Task goal:
Set down the hurricane passage below word for word, beginning at "So is global" and stopping after "exception of Andrew.".

Source excerpt:
▬▬▬

The people of New Orleans are surely not thinking about wind vortices, the coriolis effect or the dampness of the troposphere as they hunker down during hurricane Katrina this morning. They're mostly thinking about the savage rains and 140 mph winds that have driven them from their homes. But it's that meteorological arcana that's made such a mess of the bayou, and to hear a lot of people tell it, we have only ourselves -- and our global-warming ways -- to blame.
One thing's for sure: hurricanes were around a long, long time before human beings began chopping down rainforests and fouling the atmosphere....
So is global warming making the problem worse? Superficially, the numbers say yes -- or at least they seem to if you live in the U.S. From 1995 to 1999, a record 33 hurricanes struck the Atlantic basin, and that doesn't include 1992's horrific Hurricane Andrew, which clawed its way across south Florida in 1992, causing $27 billion dollars worth of damage. More-frequent hurricanes are part of most global warming models, and as mean temperatures rise worldwide, it's hard not to make a connection between the two. But hurricane-scale storms occur all over the world, and in some places -- including the North Indian ocean and the region near Australia -- the number has actually fallen. Even in the U.S., the period from 1991 to 1994 was a time of record hurricane quietude, with the dramatic exception of Andrew.

▬▬▬

Information shown:
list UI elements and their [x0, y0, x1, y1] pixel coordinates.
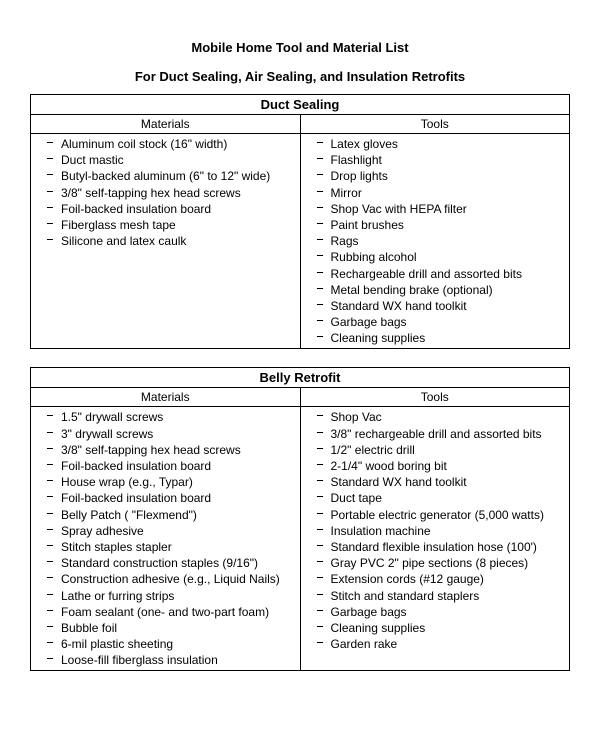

▬▬▬

Written answer:
So is global warming making the problem worse? Superficially, the numbers say yes -- or at least they seem to if you live in the U.S. From 1995 to 1999, a record 33 hurricanes struck the Atlantic basin, and that doesn't include 1992's horrific Hurricane Andrew, which clawed its way across south Florida in 1992, causing $27 billion dollars worth of damage. More-frequent hurricanes are part of most global warming models, and as mean temperatures rise worldwide, it's hard not to make a connection between the two. But hurricane-scale storms occur all over the world, and in some places -- including the North Indian ocean and the region near Australia -- the number has actually fallen. Even in the U.S., the period from 1991 to 1994 was a time of record hurricane quietude, with the dramatic exception of Andrew.